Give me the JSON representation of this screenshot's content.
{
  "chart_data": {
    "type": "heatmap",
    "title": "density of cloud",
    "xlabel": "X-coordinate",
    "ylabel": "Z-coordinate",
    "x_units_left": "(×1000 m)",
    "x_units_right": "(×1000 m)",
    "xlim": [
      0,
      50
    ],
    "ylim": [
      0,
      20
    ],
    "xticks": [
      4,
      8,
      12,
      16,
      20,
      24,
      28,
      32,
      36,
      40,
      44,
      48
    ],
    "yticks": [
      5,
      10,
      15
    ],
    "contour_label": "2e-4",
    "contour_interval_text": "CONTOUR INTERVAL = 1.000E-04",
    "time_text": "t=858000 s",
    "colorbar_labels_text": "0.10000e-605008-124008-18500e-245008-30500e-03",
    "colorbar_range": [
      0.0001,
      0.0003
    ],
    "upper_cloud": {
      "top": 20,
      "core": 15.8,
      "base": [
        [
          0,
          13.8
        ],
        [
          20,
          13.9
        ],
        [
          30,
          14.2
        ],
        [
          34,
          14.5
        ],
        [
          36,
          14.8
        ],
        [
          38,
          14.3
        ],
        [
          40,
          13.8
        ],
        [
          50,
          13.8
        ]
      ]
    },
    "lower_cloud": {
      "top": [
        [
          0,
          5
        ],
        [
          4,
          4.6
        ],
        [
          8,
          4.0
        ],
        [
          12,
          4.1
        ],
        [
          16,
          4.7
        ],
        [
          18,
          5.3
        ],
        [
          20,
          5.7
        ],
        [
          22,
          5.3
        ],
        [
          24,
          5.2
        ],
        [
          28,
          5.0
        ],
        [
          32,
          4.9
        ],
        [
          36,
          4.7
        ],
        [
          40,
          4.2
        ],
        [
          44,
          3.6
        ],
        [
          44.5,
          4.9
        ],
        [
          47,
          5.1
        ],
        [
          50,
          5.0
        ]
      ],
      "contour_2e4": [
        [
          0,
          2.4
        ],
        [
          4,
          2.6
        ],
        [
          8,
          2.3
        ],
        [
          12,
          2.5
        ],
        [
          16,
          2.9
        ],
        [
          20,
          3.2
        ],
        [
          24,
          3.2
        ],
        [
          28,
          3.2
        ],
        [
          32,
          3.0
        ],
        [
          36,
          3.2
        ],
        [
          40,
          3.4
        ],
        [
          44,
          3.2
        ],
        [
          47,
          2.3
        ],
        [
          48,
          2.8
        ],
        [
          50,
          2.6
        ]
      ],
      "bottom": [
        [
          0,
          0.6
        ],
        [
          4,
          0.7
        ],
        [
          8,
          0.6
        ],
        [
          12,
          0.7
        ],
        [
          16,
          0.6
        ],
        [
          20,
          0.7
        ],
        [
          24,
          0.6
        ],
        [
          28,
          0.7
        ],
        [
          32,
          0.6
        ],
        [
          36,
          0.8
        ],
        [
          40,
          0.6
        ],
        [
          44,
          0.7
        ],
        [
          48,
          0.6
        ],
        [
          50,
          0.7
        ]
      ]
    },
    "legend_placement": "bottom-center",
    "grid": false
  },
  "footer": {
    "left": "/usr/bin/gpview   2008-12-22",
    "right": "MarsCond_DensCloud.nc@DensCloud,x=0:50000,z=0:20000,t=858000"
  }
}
...
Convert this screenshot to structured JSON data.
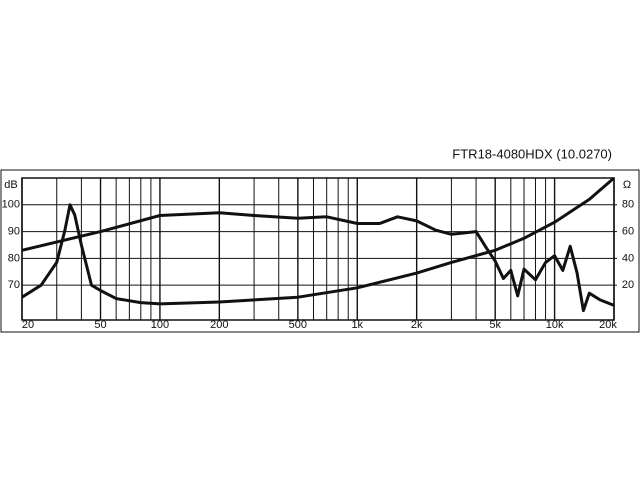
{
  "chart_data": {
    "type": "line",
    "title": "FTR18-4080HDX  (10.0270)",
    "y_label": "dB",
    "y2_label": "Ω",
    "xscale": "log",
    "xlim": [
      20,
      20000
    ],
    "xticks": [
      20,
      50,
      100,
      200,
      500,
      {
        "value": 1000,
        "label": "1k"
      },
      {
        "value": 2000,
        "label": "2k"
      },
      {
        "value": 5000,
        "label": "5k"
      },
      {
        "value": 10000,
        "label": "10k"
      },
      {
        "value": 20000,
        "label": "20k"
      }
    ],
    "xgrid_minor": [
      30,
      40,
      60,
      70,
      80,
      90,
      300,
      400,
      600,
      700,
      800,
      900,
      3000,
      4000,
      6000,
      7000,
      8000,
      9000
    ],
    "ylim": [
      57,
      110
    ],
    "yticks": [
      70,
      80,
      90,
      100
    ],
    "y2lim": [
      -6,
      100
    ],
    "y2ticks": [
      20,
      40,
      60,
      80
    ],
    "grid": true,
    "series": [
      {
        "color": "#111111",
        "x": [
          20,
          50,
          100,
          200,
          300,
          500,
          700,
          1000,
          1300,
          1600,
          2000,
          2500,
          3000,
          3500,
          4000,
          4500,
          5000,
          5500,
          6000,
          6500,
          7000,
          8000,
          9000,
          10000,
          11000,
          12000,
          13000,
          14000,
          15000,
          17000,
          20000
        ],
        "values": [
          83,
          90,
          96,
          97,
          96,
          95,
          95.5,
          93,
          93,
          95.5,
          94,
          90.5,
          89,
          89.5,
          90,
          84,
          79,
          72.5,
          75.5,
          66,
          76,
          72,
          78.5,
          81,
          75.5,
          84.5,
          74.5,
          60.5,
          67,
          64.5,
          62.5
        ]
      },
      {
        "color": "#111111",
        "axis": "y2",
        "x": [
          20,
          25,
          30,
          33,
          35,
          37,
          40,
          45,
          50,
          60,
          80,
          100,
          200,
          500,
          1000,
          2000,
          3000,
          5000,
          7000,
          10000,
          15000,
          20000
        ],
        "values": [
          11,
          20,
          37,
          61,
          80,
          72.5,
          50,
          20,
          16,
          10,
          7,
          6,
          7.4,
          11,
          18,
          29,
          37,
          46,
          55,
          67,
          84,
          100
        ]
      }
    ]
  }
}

- _REQUIRED TASK_: From the records above, pick out and copy each line holding the word "this".

- _SOLUTION_:
Give me the JSON representation of this screenshot's content.
Convert this screenshot to structured JSON data.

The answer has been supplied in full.